WRITTEN INSTRUCTION:
Scan the lines below for the word "battery". Copy each line you find it in.

INFORMATION PROVIDED:
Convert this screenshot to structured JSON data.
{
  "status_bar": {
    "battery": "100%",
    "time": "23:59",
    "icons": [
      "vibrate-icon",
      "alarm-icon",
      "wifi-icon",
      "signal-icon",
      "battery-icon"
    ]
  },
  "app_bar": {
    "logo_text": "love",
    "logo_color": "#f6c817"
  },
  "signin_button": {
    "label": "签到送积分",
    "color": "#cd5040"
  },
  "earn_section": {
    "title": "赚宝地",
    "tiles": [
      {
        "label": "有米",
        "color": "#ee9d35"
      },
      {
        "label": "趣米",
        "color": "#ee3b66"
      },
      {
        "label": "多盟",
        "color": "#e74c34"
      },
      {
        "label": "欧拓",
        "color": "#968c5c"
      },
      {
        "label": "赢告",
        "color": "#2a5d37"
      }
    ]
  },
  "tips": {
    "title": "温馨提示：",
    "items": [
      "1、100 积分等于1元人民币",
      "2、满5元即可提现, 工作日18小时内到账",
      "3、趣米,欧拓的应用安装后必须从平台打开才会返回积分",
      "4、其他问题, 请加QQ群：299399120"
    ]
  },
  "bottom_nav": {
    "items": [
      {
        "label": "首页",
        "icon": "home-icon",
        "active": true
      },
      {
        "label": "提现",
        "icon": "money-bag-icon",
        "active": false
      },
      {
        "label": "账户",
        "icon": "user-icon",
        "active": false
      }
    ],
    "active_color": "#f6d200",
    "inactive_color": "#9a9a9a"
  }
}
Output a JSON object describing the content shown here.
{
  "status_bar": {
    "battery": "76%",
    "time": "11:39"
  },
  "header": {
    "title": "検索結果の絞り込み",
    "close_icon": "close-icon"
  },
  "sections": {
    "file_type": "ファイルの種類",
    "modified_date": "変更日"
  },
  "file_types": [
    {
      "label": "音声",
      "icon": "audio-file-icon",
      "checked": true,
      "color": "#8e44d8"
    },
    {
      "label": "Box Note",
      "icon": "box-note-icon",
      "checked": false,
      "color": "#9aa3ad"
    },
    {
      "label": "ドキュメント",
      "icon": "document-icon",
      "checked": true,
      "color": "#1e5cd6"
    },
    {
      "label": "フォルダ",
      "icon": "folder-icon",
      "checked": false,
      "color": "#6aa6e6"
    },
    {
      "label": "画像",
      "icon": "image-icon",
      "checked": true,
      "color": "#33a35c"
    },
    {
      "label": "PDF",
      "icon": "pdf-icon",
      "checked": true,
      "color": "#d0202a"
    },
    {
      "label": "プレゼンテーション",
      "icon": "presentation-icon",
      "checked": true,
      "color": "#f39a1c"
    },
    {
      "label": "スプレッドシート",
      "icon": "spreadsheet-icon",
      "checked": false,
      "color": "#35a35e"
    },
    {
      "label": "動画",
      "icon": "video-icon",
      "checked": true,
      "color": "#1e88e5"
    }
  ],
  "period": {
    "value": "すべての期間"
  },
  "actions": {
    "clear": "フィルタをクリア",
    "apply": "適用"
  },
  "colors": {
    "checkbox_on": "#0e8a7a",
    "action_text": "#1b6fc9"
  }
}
---
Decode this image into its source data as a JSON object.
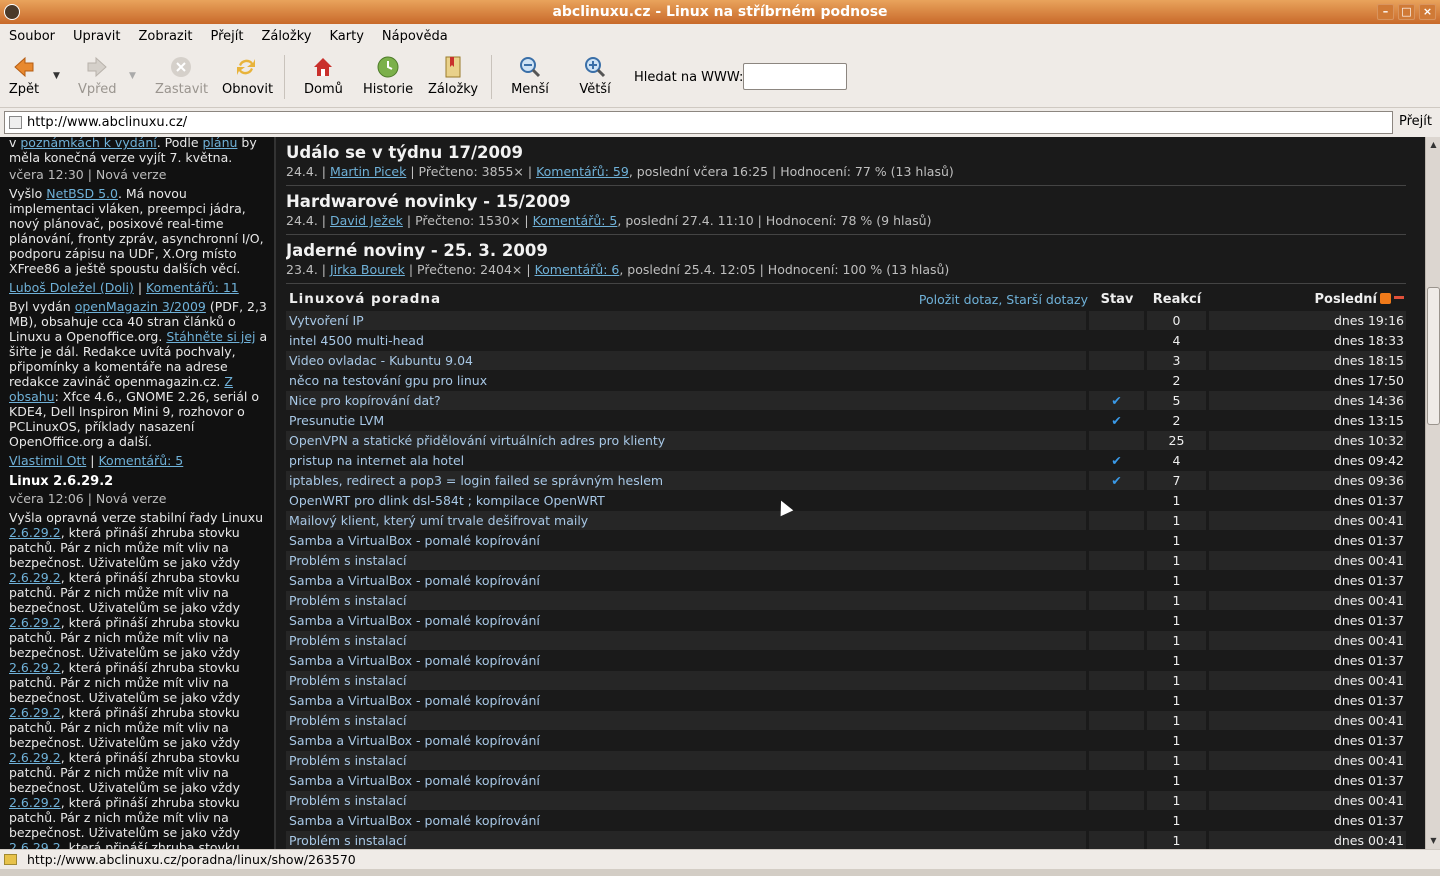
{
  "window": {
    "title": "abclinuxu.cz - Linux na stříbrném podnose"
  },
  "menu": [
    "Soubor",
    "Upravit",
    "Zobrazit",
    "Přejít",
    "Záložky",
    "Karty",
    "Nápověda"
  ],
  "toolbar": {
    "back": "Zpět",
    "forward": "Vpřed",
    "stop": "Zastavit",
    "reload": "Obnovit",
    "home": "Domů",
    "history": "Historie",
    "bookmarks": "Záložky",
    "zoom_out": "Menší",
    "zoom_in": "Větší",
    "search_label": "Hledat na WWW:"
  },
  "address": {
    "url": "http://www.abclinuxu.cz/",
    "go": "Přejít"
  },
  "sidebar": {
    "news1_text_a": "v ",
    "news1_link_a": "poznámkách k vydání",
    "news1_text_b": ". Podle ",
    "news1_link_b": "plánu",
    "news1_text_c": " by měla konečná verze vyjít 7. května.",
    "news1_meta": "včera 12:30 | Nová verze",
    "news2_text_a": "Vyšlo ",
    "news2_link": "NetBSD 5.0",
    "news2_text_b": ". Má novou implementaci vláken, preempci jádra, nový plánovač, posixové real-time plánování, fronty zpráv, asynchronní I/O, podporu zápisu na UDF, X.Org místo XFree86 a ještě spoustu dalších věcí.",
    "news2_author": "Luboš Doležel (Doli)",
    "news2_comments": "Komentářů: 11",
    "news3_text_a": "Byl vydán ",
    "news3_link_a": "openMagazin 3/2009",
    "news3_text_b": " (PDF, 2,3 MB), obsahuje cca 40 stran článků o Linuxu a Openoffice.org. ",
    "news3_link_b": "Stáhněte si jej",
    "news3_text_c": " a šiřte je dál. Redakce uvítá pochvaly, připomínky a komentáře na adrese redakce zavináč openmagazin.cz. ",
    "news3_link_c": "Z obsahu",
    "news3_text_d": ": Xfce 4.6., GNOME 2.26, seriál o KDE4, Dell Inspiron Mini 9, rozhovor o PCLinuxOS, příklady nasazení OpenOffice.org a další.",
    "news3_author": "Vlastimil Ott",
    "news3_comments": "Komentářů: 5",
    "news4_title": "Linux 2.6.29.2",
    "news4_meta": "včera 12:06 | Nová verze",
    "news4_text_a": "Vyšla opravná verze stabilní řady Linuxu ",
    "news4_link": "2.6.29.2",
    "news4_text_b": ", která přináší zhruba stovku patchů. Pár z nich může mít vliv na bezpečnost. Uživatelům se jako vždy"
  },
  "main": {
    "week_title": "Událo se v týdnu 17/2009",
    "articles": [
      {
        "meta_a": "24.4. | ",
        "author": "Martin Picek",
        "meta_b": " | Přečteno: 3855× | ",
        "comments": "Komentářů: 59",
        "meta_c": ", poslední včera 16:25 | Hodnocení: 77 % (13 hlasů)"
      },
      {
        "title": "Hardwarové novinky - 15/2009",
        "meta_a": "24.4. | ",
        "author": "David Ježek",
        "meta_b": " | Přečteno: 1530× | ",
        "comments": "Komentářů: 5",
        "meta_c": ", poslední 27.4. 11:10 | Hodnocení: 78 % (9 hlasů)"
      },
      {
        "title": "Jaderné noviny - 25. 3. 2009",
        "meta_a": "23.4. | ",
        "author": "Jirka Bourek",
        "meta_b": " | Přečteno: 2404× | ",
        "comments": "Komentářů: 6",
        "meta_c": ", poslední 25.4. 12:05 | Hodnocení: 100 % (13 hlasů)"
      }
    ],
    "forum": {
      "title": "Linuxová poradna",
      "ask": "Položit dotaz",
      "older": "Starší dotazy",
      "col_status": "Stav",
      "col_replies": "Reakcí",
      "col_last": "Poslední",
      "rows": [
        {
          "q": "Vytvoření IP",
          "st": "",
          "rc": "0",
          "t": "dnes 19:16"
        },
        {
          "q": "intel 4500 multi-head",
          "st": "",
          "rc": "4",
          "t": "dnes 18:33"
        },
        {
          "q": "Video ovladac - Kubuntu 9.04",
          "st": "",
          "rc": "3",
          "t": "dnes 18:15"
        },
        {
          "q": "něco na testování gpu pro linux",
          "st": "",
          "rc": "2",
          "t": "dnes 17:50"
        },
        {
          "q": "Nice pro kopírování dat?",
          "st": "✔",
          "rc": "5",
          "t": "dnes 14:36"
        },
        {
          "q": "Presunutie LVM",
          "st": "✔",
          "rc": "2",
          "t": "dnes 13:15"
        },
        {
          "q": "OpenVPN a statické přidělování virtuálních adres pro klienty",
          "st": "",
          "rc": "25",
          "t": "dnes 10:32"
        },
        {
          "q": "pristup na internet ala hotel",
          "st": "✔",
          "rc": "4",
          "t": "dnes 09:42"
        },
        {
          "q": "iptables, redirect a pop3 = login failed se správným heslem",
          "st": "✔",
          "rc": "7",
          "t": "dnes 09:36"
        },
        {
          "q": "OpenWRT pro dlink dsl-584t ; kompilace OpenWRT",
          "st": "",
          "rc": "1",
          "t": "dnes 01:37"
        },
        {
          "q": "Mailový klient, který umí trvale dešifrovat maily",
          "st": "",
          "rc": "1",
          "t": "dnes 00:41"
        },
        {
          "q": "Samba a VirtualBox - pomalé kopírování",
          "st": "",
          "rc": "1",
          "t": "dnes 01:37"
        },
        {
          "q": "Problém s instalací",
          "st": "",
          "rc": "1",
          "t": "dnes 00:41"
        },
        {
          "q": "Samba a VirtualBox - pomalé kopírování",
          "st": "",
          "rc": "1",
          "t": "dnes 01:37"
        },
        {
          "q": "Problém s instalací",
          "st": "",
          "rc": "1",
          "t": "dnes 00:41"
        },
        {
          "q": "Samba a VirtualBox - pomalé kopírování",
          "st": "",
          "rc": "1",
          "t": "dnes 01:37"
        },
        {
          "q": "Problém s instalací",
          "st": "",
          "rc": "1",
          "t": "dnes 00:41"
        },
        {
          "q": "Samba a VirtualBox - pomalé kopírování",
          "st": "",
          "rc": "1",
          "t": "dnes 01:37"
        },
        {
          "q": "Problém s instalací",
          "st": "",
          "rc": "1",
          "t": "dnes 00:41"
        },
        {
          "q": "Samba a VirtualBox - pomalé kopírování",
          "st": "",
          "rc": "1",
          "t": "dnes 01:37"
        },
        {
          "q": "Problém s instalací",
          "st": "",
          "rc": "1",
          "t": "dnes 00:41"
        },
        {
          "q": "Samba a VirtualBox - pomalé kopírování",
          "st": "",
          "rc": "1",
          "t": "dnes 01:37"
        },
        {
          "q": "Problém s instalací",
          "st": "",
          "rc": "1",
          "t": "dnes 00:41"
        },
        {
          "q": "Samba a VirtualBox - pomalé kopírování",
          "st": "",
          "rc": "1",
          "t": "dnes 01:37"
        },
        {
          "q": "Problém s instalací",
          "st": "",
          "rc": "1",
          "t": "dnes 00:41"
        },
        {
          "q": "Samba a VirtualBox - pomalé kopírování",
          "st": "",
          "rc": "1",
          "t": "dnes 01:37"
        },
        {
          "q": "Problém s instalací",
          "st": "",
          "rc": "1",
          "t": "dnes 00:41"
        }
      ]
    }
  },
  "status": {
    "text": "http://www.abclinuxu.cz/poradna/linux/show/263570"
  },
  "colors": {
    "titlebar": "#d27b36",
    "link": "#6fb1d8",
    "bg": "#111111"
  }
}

OUTPUT BELOW:
    "battery": "100%",
      "battery-icon"
    "battery": "76%",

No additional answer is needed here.